▶ Short task:
Scan the records for the string "como"; copy each line where it occurs.

####

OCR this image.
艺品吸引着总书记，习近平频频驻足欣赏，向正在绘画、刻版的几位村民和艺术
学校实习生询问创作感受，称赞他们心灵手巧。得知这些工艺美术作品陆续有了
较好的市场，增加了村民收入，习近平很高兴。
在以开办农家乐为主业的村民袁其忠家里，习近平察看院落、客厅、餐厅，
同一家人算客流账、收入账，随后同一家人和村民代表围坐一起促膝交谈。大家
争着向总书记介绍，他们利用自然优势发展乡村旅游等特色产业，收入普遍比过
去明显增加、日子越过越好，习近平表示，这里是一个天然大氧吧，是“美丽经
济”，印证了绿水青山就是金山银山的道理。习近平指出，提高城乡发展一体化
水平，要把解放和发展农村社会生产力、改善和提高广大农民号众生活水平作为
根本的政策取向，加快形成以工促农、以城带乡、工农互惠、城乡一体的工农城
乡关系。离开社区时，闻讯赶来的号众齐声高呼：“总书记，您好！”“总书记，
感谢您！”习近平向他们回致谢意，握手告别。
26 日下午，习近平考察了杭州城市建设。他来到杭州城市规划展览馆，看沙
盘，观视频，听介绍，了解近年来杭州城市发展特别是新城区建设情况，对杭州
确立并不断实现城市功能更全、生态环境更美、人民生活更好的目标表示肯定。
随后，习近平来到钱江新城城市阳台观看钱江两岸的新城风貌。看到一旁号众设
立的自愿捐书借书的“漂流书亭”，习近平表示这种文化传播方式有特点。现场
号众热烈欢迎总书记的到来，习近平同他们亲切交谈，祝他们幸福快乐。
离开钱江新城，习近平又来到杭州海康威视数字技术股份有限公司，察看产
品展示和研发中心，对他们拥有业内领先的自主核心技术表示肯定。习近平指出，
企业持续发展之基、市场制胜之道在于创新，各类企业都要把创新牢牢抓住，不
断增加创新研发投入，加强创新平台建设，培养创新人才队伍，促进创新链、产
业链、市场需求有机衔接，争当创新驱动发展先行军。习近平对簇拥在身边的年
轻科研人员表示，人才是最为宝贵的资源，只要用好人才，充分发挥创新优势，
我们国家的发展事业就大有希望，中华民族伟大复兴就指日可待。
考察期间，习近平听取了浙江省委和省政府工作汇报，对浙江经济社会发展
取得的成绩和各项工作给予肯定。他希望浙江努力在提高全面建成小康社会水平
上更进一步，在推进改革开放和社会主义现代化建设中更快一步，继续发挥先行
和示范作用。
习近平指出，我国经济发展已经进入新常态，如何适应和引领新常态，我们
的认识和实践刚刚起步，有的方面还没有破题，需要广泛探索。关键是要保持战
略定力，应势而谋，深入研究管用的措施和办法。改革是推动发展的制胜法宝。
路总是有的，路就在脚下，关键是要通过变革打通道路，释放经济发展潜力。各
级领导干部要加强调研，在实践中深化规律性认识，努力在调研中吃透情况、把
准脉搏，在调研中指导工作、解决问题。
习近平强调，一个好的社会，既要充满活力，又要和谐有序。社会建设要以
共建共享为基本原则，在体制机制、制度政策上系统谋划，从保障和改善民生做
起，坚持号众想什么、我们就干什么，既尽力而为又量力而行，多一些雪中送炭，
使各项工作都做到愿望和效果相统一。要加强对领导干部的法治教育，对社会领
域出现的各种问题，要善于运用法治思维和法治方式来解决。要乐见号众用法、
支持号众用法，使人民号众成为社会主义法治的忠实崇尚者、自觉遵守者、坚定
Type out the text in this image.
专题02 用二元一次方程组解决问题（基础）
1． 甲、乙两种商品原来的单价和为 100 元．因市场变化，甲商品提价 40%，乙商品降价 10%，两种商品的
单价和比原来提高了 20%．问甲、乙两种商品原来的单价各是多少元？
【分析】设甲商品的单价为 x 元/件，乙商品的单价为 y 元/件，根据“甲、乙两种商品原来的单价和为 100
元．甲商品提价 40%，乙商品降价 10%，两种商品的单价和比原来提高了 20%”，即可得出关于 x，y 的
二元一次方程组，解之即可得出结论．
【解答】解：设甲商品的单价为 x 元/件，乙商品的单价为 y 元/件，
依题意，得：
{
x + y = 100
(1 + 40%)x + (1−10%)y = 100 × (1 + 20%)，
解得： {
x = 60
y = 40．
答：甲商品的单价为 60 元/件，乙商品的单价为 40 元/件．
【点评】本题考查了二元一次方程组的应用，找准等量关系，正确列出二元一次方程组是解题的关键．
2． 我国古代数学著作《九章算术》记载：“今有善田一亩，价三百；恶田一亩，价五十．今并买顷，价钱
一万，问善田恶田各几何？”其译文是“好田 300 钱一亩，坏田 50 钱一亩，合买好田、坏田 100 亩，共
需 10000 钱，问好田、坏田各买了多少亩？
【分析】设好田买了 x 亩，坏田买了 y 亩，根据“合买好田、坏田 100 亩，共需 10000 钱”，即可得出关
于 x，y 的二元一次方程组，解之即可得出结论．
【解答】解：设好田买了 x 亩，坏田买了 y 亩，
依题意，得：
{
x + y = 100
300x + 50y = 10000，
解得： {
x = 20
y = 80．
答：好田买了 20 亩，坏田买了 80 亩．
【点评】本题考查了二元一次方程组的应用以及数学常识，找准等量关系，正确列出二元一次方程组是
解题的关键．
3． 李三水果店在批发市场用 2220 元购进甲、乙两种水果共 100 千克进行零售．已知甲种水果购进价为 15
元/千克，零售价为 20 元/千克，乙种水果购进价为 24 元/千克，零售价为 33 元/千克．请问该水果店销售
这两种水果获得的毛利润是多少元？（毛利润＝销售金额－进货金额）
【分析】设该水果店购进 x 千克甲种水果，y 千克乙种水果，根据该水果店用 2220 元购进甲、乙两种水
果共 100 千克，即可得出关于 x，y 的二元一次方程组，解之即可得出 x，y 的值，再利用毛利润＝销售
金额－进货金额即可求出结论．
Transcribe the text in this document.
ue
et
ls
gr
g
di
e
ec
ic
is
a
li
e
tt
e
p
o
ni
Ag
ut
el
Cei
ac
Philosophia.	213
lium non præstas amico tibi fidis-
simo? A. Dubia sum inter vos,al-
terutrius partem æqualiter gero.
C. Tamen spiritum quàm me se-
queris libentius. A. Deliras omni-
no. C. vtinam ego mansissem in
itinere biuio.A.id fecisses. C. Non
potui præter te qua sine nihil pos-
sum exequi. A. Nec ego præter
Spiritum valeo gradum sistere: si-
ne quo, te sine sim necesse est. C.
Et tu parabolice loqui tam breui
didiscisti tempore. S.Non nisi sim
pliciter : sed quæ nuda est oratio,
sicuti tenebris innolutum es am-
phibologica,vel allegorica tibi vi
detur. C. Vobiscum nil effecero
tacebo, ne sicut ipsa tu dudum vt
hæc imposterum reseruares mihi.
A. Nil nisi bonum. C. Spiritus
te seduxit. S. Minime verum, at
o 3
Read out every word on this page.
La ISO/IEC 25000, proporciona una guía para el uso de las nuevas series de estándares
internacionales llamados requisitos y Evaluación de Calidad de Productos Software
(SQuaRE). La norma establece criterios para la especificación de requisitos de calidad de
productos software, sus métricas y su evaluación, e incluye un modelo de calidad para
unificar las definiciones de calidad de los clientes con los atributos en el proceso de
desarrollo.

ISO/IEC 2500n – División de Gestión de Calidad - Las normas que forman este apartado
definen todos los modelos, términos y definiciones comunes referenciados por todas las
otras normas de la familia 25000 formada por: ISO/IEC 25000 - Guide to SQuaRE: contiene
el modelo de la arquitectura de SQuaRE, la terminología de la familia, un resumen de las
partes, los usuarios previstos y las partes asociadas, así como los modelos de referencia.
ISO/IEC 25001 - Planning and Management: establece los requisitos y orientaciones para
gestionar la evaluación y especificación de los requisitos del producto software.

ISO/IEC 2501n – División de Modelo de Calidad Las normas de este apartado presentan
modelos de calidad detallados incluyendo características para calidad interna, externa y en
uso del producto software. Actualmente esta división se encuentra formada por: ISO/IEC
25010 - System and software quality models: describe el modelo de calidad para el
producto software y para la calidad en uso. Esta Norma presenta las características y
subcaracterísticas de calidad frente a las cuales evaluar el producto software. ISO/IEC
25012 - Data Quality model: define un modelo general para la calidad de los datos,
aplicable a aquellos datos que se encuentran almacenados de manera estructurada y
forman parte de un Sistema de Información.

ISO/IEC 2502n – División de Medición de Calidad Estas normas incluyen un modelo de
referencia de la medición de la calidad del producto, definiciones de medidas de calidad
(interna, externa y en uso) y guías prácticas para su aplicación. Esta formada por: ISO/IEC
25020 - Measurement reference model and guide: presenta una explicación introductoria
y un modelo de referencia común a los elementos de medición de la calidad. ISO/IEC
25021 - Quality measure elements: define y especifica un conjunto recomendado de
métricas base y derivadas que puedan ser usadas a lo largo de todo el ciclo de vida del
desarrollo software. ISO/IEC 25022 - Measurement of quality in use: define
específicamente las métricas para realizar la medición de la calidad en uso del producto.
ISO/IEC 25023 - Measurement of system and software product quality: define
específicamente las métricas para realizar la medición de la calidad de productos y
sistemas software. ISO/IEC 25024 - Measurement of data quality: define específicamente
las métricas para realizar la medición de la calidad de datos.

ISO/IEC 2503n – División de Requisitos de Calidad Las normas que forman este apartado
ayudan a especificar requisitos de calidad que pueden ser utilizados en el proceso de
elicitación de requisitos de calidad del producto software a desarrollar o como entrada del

####

▶ Full output:
partes, los usuarios previstos y las partes asociadas, así como los modelos de referencia.
elicitación de requisitos de calidad del producto software a desarrollar o como entrada del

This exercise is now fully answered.